» **Task requirements**: Can you render the lines below as a Markdown table with two columns, Row and Line, skipping any blank lines and leaving the pictures out of the answer?

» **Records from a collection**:
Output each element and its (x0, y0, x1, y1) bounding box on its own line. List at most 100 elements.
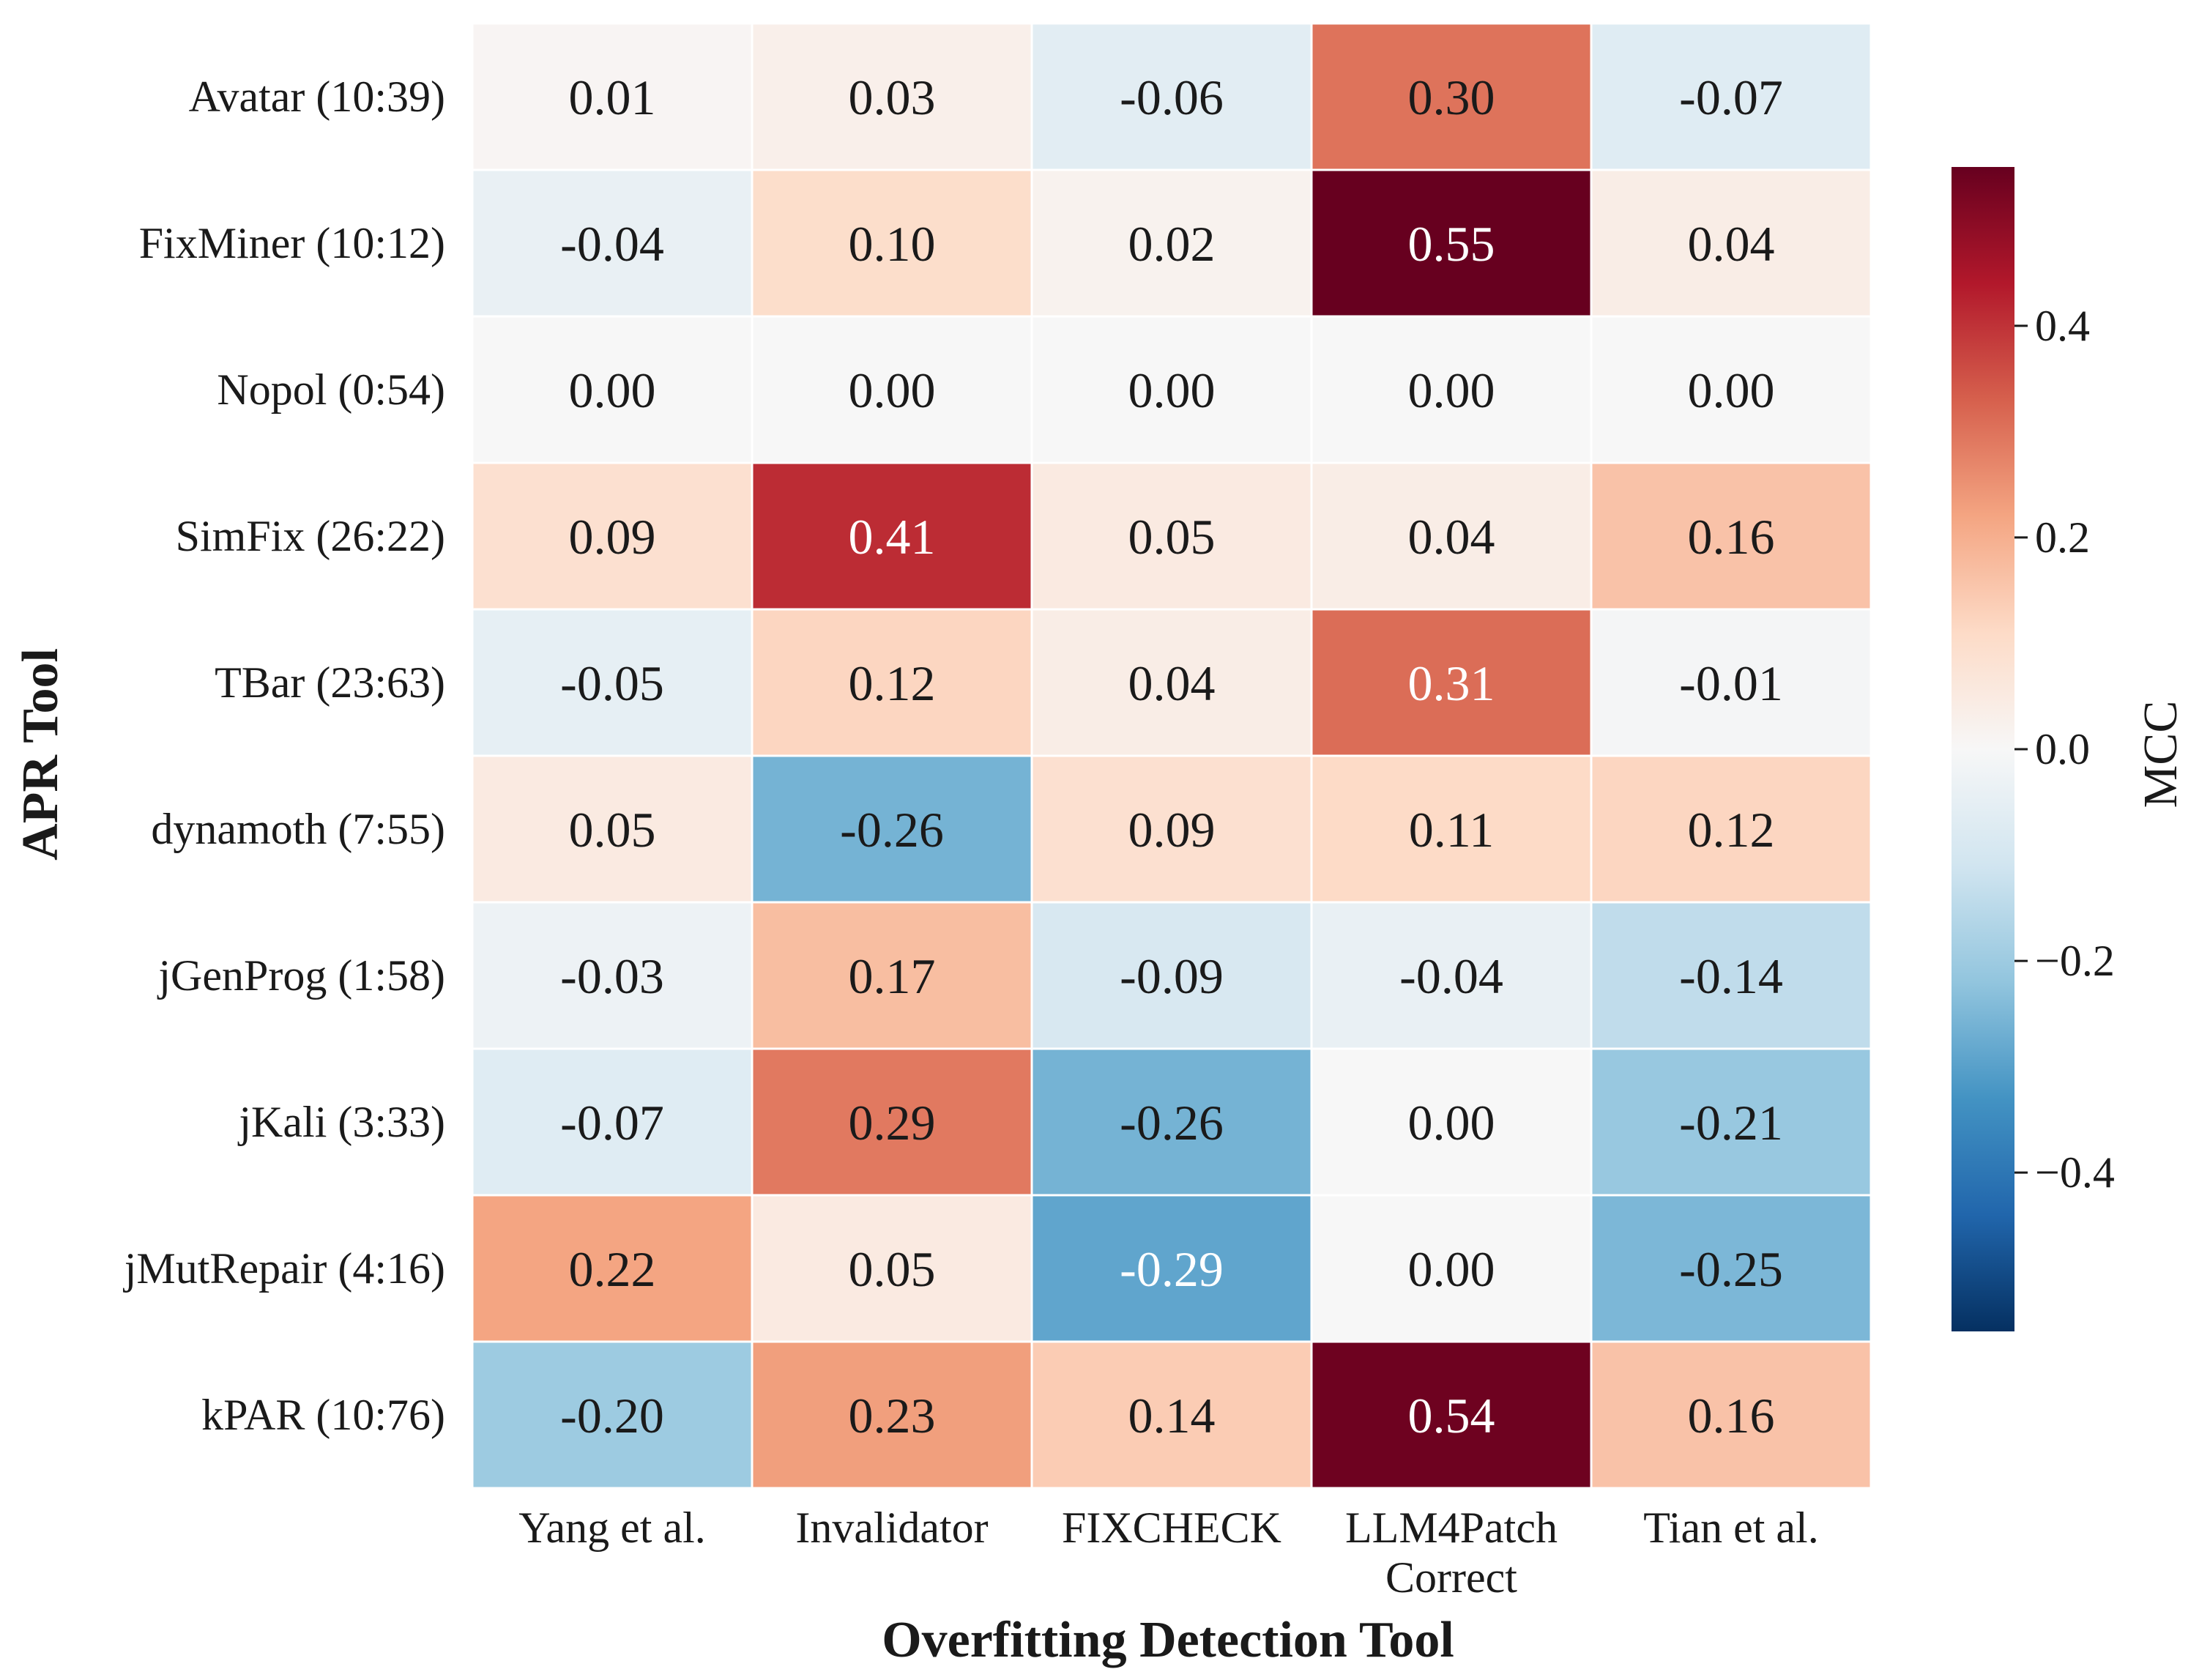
heatmap-cell (751, 608, 1033, 757)
heatmap-cell (1310, 315, 1593, 464)
cell-value-label: -0.29 (1120, 1241, 1224, 1297)
cell-value-label: 0.16 (1688, 1388, 1775, 1443)
cell-value-label: 0.00 (1408, 1095, 1495, 1151)
heatmap-cell (1310, 754, 1593, 904)
heatmap-cell (1590, 315, 1872, 464)
y-tick-label: jGenProg (1:58) (157, 951, 445, 1000)
colorbar-gradient (1952, 167, 2014, 1331)
heatmap-cell (1030, 168, 1313, 318)
cell-value-label: 0.04 (1408, 509, 1495, 565)
heatmap-cell (1590, 608, 1872, 757)
heatmap-cell (751, 315, 1033, 464)
cell-value-label: -0.14 (1679, 948, 1783, 1004)
y-tick-label: SimFix (26:22) (176, 512, 445, 560)
heatmap-cell (471, 1047, 754, 1197)
x-tick-label: LLM4Patch Correct (1345, 1504, 1558, 1602)
cell-value-label: 0.14 (1128, 1388, 1216, 1443)
cell-value-label: -0.25 (1679, 1241, 1783, 1297)
cell-value-label: -0.06 (1120, 70, 1224, 125)
heatmap-cell (1310, 461, 1593, 611)
heatmap-cell (751, 1194, 1033, 1343)
cell-value-label: 0.54 (1408, 1388, 1495, 1443)
cell-value-label: -0.21 (1679, 1095, 1783, 1151)
colorbar-tick-label: 0.2 (2035, 513, 2090, 562)
heatmap-cell (471, 1340, 754, 1490)
heatmap-cell (471, 1194, 754, 1343)
cell-value-label: 0.23 (849, 1388, 936, 1443)
heatmap-cell (471, 22, 754, 171)
heatmap-cell (751, 1340, 1033, 1490)
colorbar-tick-label: 0.0 (2035, 725, 2090, 773)
cell-value-label: 0.11 (1409, 802, 1494, 858)
heatmap-cell (1030, 461, 1313, 611)
heatmap-cell (1590, 1194, 1872, 1343)
heatmap-cell (1590, 461, 1872, 611)
y-axis-tick-labels: Avatar (10:39) FixMiner (10:12) Nopol (0:5… (123, 73, 445, 1439)
heatmap-cell (471, 608, 754, 757)
heatmap-cell (751, 22, 1033, 171)
x-axis-label: Overfitting Detection Tool (882, 1612, 1454, 1668)
cell-value-label: 0.00 (1408, 363, 1495, 418)
heatmap-cell (1590, 754, 1872, 904)
y-tick-label: FixMiner (10:12) (139, 219, 445, 267)
cell-value-label: -0.20 (560, 1388, 664, 1443)
cell-value-label: -0.07 (1679, 70, 1783, 125)
cell-value-label: -0.04 (1399, 948, 1503, 1004)
x-tick-label: Yang et al. (518, 1504, 706, 1552)
cell-value-label: -0.04 (560, 216, 664, 272)
cell-value-label: 0.31 (1408, 655, 1495, 711)
x-tick-label: FIXCHECK (1062, 1504, 1281, 1552)
colorbar-tick-label: 0.4 (2035, 302, 2090, 350)
heatmap-cell (471, 901, 754, 1050)
heatmap-cell (1310, 1340, 1593, 1490)
y-tick-label: dynamoth (7:55) (151, 805, 445, 853)
x-axis-tick-labels: Yang et al. Invalidator FIXCHECK LLM4Patch C… (518, 1504, 1819, 1602)
colorbar-tick-label: −0.4 (2035, 1148, 2115, 1197)
cell-value-label: 0.55 (1408, 216, 1495, 272)
colorbar-tick-label: −0.2 (2035, 937, 2115, 985)
cell-value-label: 0.05 (1128, 509, 1216, 565)
cell-value-label: 0.00 (1408, 1241, 1495, 1297)
heatmap-cell (1310, 1047, 1593, 1197)
cell-value-label: 0.16 (1688, 509, 1775, 565)
heatmap-cell (1310, 1194, 1593, 1343)
cell-value-label: -0.01 (1679, 655, 1783, 711)
cell-value-label: 0.29 (849, 1095, 936, 1151)
cell-value-label: 0.22 (569, 1241, 656, 1297)
heatmap-cell (1030, 22, 1313, 171)
y-axis-label: APR Tool (12, 648, 69, 861)
heatmap-cell (1590, 1047, 1872, 1197)
cell-value-label: 0.00 (1128, 363, 1216, 418)
cell-value-label: 0.01 (569, 70, 656, 125)
heatmap-cell (1030, 1340, 1313, 1490)
heatmap-cell (1590, 1340, 1872, 1490)
x-tick-label: Invalidator (795, 1504, 988, 1552)
cell-value-label: -0.26 (1120, 1095, 1224, 1151)
heatmap-cell-labels: 0.01 0.03 -0.06 0.30 -0.07 -0.04 0.10 0.02 0.55 0… (560, 70, 1783, 1443)
colorbar-label: MCC (2134, 701, 2187, 809)
heatmap-cell (1030, 315, 1313, 464)
colorbar: 0.4 0.2 0.0 −0.2 −0.4 (1952, 167, 2115, 1331)
cell-value-label: -0.26 (840, 802, 944, 858)
cell-value-label: -0.09 (1120, 948, 1224, 1004)
cell-value-label: 0.00 (569, 363, 656, 418)
y-tick-label: TBar (23:63) (215, 658, 445, 707)
heatmap-cell (1030, 1047, 1313, 1197)
heatmap-cell (471, 754, 754, 904)
cell-value-label: 0.17 (849, 948, 936, 1004)
heatmap-cell (471, 461, 754, 611)
cell-value-label: 0.04 (1688, 216, 1775, 272)
cell-value-label: 0.00 (849, 363, 936, 418)
y-tick-label: jKali (3:33) (237, 1098, 445, 1146)
heatmap-cell (751, 168, 1033, 318)
cell-value-label: -0.07 (560, 1095, 664, 1151)
heatmap-cell (1310, 608, 1593, 757)
heatmap-cells (471, 22, 1872, 1490)
cell-value-label: 0.00 (1688, 363, 1775, 418)
cell-value-label: 0.02 (1128, 216, 1216, 272)
cell-value-label: 0.41 (849, 509, 936, 565)
heatmap-cell (1310, 22, 1593, 171)
cell-value-label: 0.05 (849, 1241, 936, 1297)
heatmap-cell (1590, 168, 1872, 318)
cell-value-label: -0.05 (560, 655, 664, 711)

» **Problem solution**:
| Row | Line |
|---|---|
| 1 | Output each element and its (x0, y0, x1, y1) bounding box on its own line. List at most 100 elements. |
| 2 | heatmap-cell (751, 608, 1033, 757) |
| 3 | heatmap-cell (1310, 315, 1593, 464) |
| 4 | cell-value-label: -0.29 (1120, 1241, 1224, 1297) |
| 5 | cell-value-label: 0.16 (1688, 1388, 1775, 1443) |
| 6 | cell-value-label: 0.00 (1408, 1095, 1495, 1151) |
| 7 | heatmap-cell (1310, 754, 1593, 904) |
| 8 | heatmap-cell (1590, 315, 1872, 464) |
| 9 | y-tick-label: jGenProg (1:58) (157, 951, 445, 1000) |
| 10 | colorbar-gradient (1952, 167, 2014, 1331) |
| 11 | heatmap-cell (1030, 168, 1313, 318) |
| 12 | cell-value-label: 0.04 (1408, 509, 1495, 565) |
| 13 | heatmap-cell (1590, 608, 1872, 757) |
| 14 | heatmap-cell (751, 315, 1033, 464) |
| 15 | cell-value-label: -0.14 (1679, 948, 1783, 1004) |
| 16 | y-tick-label: SimFix (26:22) (176, 512, 445, 560) |
| 17 | heatmap-cell (471, 1047, 754, 1197) |
| 18 | x-tick-label: LLM4Patch Correct (1345, 1504, 1558, 1602) |
| 19 | cell-value-label: 0.14 (1128, 1388, 1216, 1443) |
| 20 | cell-value-label: -0.25 (1679, 1241, 1783, 1297) |
| 21 | cell-value-label: -0.06 (1120, 70, 1224, 125) |
| 22 | heatmap-cell (1310, 461, 1593, 611) |
| 23 | heatmap-cell (751, 1194, 1033, 1343) |
| 24 | cell-value-label: 0.54 (1408, 1388, 1495, 1443) |
| 25 | cell-value-label: -0.21 (1679, 1095, 1783, 1151) |
| 26 | colorbar-tick-label: 0.2 (2035, 513, 2090, 562) |
| 27 | heatmap-cell (471, 1340, 754, 1490) |
| 28 | heatmap-cell (471, 1194, 754, 1343) |
| 29 | cell-value-label: 0.23 (849, 1388, 936, 1443) |
| 30 | heatmap-cell (471, 22, 754, 171) |
| 31 | heatmap-cell (751, 1340, 1033, 1490) |
| 32 | colorbar-tick-label: 0.0 (2035, 725, 2090, 773) |
| 33 | cell-value-label: 0.11 (1409, 802, 1494, 858) |
| 34 | heatmap-cell (1030, 461, 1313, 611) |
| 35 | heatmap-cell (1590, 1194, 1872, 1343) |
| 36 | heatmap-cell (1590, 461, 1872, 611) |
| 37 | y-axis-tick-labels: Avatar (10:39) FixMiner (10:12) Nopol (0:5… (123, 73, 445, 1439) |
| 38 | heatmap-cell (471, 608, 754, 757) |
| 39 | heatmap-cell (751, 22, 1033, 171) |
| 40 | x-axis-label: Overfitting Detection Tool (882, 1612, 1454, 1668) |
| 41 | cell-value-label: 0.00 (1408, 363, 1495, 418) |
| 42 | heatmap-cell (1590, 754, 1872, 904) |
| 43 | y-tick-label: FixMiner (10:12) (139, 219, 445, 267) |
| 44 | cell-value-label: -0.20 (560, 1388, 664, 1443) |
| 45 | cell-value-label: -0.07 (1679, 70, 1783, 125) |
| 46 | cell-value-label: -0.04 (1399, 948, 1503, 1004) |
| 47 | x-tick-label: Yang et al. (518, 1504, 706, 1552) |
| 48 | cell-value-label: -0.04 (560, 216, 664, 272) |
| 49 | cell-value-label: 0.31 (1408, 655, 1495, 711) |
| 50 | x-tick-label: FIXCHECK (1062, 1504, 1281, 1552) |
| 51 | colorbar-tick-label: 0.4 (2035, 302, 2090, 350) |
| 52 | heatmap-cell (471, 901, 754, 1050) |
| 53 | heatmap-cell (1310, 1340, 1593, 1490) |
| 54 | y-tick-label: dynamoth (7:55) (151, 805, 445, 853) |
| 55 | x-axis-tick-labels: Yang et al. Invalidator FIXCHECK LLM4Patch C… (518, 1504, 1819, 1602) |
| 56 | colorbar-tick-label: −0.4 (2035, 1148, 2115, 1197) |
| 57 | cell-value-label: 0.55 (1408, 216, 1495, 272) |
| 58 | colorbar-tick-label: −0.2 (2035, 937, 2115, 985) |
| 59 | cell-value-label: 0.05 (1128, 509, 1216, 565) |
| 60 | cell-value-label: 0.00 (1408, 1241, 1495, 1297) |
| 61 | heatmap-cell (1310, 1047, 1593, 1197) |
| 62 | cell-value-label: 0.16 (1688, 509, 1775, 565) |
| 63 | heatmap-cell (1310, 1194, 1593, 1343) |
| 64 | cell-value-label: -0.01 (1679, 655, 1783, 711) |
| 65 | cell-value-label: 0.29 (849, 1095, 936, 1151) |
| 66 | cell-value-label: 0.22 (569, 1241, 656, 1297) |
| 67 | heatmap-cell (1030, 22, 1313, 171) |
| 68 | y-axis-label: APR Tool (12, 648, 69, 861) |
| 69 | heatmap-cell (1590, 1047, 1872, 1197) |
| 70 | cell-value-label: 0.00 (1128, 363, 1216, 418) |
| 71 | cell-value-label: 0.01 (569, 70, 656, 125) |
| 72 | heatmap-cell (1030, 1340, 1313, 1490) |
| 73 | heatmap-cell (1590, 1340, 1872, 1490) |
| 74 | x-tick-label: Invalidator (795, 1504, 988, 1552) |
| 75 | cell-value-label: -0.26 (1120, 1095, 1224, 1151) |
| 76 | heatmap-cell-labels: 0.01 0.03 -0.06 0.30 -0.07 -0.04 0.10 0.02 0.55 0… (560, 70, 1783, 1443) |
| 77 | colorbar-label: MCC (2134, 701, 2187, 809) |
| 78 | heatmap-cell (1030, 315, 1313, 464) |
| 79 | colorbar: 0.4 0.2 0.0 −0.2 −0.4 (1952, 167, 2115, 1331) |
| 80 | cell-value-label: -0.26 (840, 802, 944, 858) |
| 81 | cell-value-label: -0.09 (1120, 948, 1224, 1004) |
| 82 | cell-value-label: 0.00 (569, 363, 656, 418) |
| 83 | y-tick-label: TBar (23:63) (215, 658, 445, 707) |
| 84 | heatmap-cell (1030, 1047, 1313, 1197) |
| 85 | heatmap-cell (471, 754, 754, 904) |
| 86 | cell-value-label: 0.17 (849, 948, 936, 1004) |
| 87 | heatmap-cell (471, 461, 754, 611) |
| 88 | cell-value-label: 0.04 (1688, 216, 1775, 272) |
| 89 | cell-value-label: 0.00 (849, 363, 936, 418) |
| 90 | y-tick-label: jKali (3:33) (237, 1098, 445, 1146) |
| 91 | heatmap-cell (751, 168, 1033, 318) |
| 92 | cell-value-label: -0.07 (560, 1095, 664, 1151) |
| 93 | heatmap-cell (1310, 608, 1593, 757) |
| 94 | heatmap-cells (471, 22, 1872, 1490) |
| 95 | cell-value-label: 0.00 (1688, 363, 1775, 418) |
| 96 | cell-value-label: 0.02 (1128, 216, 1216, 272) |
| 97 | cell-value-label: 0.41 (849, 509, 936, 565) |
| 98 | heatmap-cell (1310, 22, 1593, 171) |
| 99 | cell-value-label: 0.05 (849, 1241, 936, 1297) |
| 100 | heatmap-cell (1590, 168, 1872, 318) |
| 101 | cell-value-label: -0.05 (560, 655, 664, 711) |